*Requisitos del ejercicio:* Transcribe todas las líneas del listado que sigue sin alterar ningún carácter.
○ ○ ○ ○ ○ ○ ○
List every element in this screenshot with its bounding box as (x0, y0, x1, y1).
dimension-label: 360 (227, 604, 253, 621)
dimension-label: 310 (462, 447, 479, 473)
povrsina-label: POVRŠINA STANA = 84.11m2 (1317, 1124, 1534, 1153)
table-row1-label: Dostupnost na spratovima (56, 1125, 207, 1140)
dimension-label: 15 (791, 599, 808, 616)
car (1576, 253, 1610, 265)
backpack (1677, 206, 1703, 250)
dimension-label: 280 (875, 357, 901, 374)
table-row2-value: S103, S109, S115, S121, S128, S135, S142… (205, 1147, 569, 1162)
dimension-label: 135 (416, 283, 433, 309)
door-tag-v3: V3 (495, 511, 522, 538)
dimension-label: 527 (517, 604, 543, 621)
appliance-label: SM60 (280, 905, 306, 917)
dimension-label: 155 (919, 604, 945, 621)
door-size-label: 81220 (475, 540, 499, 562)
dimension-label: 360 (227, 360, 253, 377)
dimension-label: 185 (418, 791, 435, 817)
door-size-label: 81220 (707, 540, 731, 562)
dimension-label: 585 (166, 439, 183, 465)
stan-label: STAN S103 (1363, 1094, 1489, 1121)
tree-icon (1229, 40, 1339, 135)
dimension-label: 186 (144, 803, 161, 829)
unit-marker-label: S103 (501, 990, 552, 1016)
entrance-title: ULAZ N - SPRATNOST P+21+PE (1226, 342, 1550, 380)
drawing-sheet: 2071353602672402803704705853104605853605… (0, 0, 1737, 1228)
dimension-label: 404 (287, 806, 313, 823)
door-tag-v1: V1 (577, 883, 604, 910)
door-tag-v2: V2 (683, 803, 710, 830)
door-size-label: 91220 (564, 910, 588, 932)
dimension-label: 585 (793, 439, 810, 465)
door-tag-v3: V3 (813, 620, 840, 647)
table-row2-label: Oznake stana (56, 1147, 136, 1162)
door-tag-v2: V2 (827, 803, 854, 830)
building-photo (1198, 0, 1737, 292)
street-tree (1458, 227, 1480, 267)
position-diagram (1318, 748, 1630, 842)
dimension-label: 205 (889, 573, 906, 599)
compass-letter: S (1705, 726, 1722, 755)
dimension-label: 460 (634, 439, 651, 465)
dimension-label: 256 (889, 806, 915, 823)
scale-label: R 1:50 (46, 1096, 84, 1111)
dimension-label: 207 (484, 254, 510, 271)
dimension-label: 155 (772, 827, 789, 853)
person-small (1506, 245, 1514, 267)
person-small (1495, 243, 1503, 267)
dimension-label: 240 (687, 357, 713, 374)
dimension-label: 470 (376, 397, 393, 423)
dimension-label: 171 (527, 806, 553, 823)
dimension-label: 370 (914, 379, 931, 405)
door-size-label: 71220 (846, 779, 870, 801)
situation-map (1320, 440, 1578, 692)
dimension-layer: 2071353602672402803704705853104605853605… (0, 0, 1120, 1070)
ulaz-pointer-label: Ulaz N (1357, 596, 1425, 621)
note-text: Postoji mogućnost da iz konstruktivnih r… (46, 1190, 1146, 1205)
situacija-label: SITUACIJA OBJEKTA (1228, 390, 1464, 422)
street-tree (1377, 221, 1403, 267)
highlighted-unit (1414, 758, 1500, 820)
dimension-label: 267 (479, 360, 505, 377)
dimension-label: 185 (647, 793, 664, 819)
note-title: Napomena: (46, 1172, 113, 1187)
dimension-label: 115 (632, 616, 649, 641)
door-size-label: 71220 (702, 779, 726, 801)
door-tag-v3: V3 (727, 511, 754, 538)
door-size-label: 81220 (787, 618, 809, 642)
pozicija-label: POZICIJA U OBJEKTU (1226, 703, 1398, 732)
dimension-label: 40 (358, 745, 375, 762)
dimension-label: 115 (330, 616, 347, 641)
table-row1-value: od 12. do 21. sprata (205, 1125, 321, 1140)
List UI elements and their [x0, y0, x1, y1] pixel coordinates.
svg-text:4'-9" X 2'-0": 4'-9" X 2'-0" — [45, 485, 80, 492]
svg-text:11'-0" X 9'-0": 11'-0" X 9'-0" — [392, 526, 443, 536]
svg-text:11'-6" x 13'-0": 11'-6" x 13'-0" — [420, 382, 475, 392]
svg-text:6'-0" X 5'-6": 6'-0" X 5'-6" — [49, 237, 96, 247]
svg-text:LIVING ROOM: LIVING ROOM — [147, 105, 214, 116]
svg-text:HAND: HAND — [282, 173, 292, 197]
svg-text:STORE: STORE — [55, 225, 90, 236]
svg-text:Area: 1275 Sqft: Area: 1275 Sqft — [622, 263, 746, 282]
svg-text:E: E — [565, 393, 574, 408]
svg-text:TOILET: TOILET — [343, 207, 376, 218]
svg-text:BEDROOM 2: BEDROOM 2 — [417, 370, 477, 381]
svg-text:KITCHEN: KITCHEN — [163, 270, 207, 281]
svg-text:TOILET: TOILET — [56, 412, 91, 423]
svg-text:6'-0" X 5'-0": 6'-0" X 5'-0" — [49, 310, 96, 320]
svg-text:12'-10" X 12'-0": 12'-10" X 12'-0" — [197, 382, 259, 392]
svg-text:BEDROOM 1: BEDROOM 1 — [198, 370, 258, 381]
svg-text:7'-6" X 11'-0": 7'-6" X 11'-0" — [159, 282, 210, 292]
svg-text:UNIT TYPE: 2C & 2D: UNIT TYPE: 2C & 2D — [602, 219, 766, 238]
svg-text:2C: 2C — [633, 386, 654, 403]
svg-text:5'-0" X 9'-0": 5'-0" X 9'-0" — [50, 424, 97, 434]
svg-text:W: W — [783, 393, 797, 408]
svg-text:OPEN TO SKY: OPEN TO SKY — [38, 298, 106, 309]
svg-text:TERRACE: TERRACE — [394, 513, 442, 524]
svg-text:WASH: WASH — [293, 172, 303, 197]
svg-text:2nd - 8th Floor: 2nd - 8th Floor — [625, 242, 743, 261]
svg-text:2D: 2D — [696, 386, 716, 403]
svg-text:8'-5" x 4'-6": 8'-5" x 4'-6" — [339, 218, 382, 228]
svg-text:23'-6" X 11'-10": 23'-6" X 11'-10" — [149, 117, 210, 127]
○ ○ ○ ○ ○ ○ ○
*Ejercicio resuelto:*
List every element in this screenshot with its bounding box as (x0, y0, x1, y1).
dimension-label: 360 (227, 604, 253, 621)
dimension-label: 310 (462, 447, 479, 473)
povrsina-label: POVRŠINA STANA = 84.11m2 (1317, 1124, 1534, 1153)
table-row1-label: Dostupnost na spratovima (56, 1125, 207, 1140)
dimension-label: 15 (791, 599, 808, 616)
car (1576, 253, 1610, 265)
backpack (1677, 206, 1703, 250)
dimension-label: 280 (875, 357, 901, 374)
table-row2-value: S103, S109, S115, S121, S128, S135, S142… (205, 1147, 569, 1162)
dimension-label: 135 (416, 283, 433, 309)
door-tag-v3: V3 (495, 511, 522, 538)
dimension-label: 527 (517, 604, 543, 621)
appliance-label: SM60 (280, 905, 306, 917)
dimension-label: 155 (919, 604, 945, 621)
door-size-label: 81220 (475, 540, 499, 562)
dimension-label: 360 (227, 360, 253, 377)
dimension-label: 185 (418, 791, 435, 817)
door-size-label: 81220 (707, 540, 731, 562)
dimension-label: 585 (166, 439, 183, 465)
stan-label: STAN S103 (1363, 1094, 1489, 1121)
tree-icon (1229, 40, 1339, 135)
dimension-label: 186 (144, 803, 161, 829)
unit-marker-label: S103 (501, 990, 552, 1016)
entrance-title: ULAZ N - SPRATNOST P+21+PE (1226, 342, 1550, 380)
drawing-sheet: 2071353602672402803704705853104605853605… (0, 0, 1737, 1228)
dimension-label: 404 (287, 806, 313, 823)
door-tag-v1: V1 (577, 883, 604, 910)
door-tag-v2: V2 (683, 803, 710, 830)
door-size-label: 91220 (564, 910, 588, 932)
dimension-label: 585 (793, 439, 810, 465)
door-tag-v3: V3 (813, 620, 840, 647)
table-row2-label: Oznake stana (56, 1147, 136, 1162)
door-tag-v2: V2 (827, 803, 854, 830)
building-photo (1198, 0, 1737, 292)
street-tree (1458, 227, 1480, 267)
position-diagram (1318, 748, 1630, 842)
dimension-label: 205 (889, 573, 906, 599)
compass-letter: S (1705, 726, 1722, 755)
dimension-label: 460 (634, 439, 651, 465)
dimension-label: 256 (889, 806, 915, 823)
scale-label: R 1:50 (46, 1096, 84, 1111)
dimension-label: 207 (484, 254, 510, 271)
dimension-label: 155 (772, 827, 789, 853)
person-small (1506, 245, 1514, 267)
person-small (1495, 243, 1503, 267)
dimension-label: 240 (687, 357, 713, 374)
dimension-label: 470 (376, 397, 393, 423)
dimension-label: 171 (527, 806, 553, 823)
dimension-label: 370 (914, 379, 931, 405)
door-size-label: 71220 (846, 779, 870, 801)
situation-map (1320, 440, 1578, 692)
dimension-layer: 2071353602672402803704705853104605853605… (0, 0, 1120, 1070)
ulaz-pointer-label: Ulaz N (1357, 596, 1425, 621)
note-text: Postoji mogućnost da iz konstruktivnih r… (46, 1190, 1146, 1205)
situacija-label: SITUACIJA OBJEKTA (1228, 390, 1464, 422)
street-tree (1377, 221, 1403, 267)
highlighted-unit (1414, 758, 1500, 820)
dimension-label: 267 (479, 360, 505, 377)
dimension-label: 185 (647, 793, 664, 819)
note-title: Napomena: (46, 1172, 113, 1187)
dimension-label: 115 (632, 616, 649, 641)
door-size-label: 71220 (702, 779, 726, 801)
door-tag-v3: V3 (727, 511, 754, 538)
door-size-label: 81220 (787, 618, 809, 642)
pozicija-label: POZICIJA U OBJEKTU (1226, 703, 1398, 732)
dimension-label: 40 (358, 745, 375, 762)
dimension-label: 115 (330, 616, 347, 641)
table-row1-value: od 12. do 21. sprata (205, 1125, 321, 1140)
List UI elements and their [x0, y0, x1, y1] pixel coordinates.
svg-text:4'-9" X 2'-0": 4'-9" X 2'-0" — [45, 485, 80, 492]
svg-text:11'-0" X 9'-0": 11'-0" X 9'-0" — [392, 526, 443, 536]
svg-text:11'-6" x 13'-0": 11'-6" x 13'-0" — [420, 382, 475, 392]
svg-text:6'-0" X 5'-6": 6'-0" X 5'-6" — [49, 237, 96, 247]
svg-text:LIVING ROOM: LIVING ROOM — [147, 105, 214, 116]
svg-text:HAND: HAND — [282, 173, 292, 197]
svg-text:STORE: STORE — [55, 225, 90, 236]
svg-text:Area: 1275 Sqft: Area: 1275 Sqft — [622, 263, 746, 282]
svg-text:E: E — [565, 393, 574, 408]
svg-text:TOILET: TOILET — [343, 207, 376, 218]
svg-text:BEDROOM 2: BEDROOM 2 — [417, 370, 477, 381]
svg-text:KITCHEN: KITCHEN — [163, 270, 207, 281]
svg-text:TOILET: TOILET — [56, 412, 91, 423]
svg-text:6'-0" X 5'-0": 6'-0" X 5'-0" — [49, 310, 96, 320]
svg-text:12'-10" X 12'-0": 12'-10" X 12'-0" — [197, 382, 259, 392]
svg-text:BEDROOM 1: BEDROOM 1 — [198, 370, 258, 381]
svg-text:7'-6" X 11'-0": 7'-6" X 11'-0" — [159, 282, 210, 292]
svg-text:UNIT TYPE: 2C & 2D: UNIT TYPE: 2C & 2D — [602, 219, 766, 238]
svg-text:2C: 2C — [633, 386, 654, 403]
svg-text:5'-0" X 9'-0": 5'-0" X 9'-0" — [50, 424, 97, 434]
svg-text:W: W — [783, 393, 797, 408]
svg-text:OPEN TO SKY: OPEN TO SKY — [38, 298, 106, 309]
svg-text:TERRACE: TERRACE — [394, 513, 442, 524]
svg-text:WASH: WASH — [293, 172, 303, 197]
svg-text:2nd - 8th Floor: 2nd - 8th Floor — [625, 242, 743, 261]
svg-text:2D: 2D — [696, 386, 716, 403]
svg-text:8'-5" x 4'-6": 8'-5" x 4'-6" — [339, 218, 382, 228]
svg-text:23'-6" X 11'-10": 23'-6" X 11'-10" — [149, 117, 210, 127]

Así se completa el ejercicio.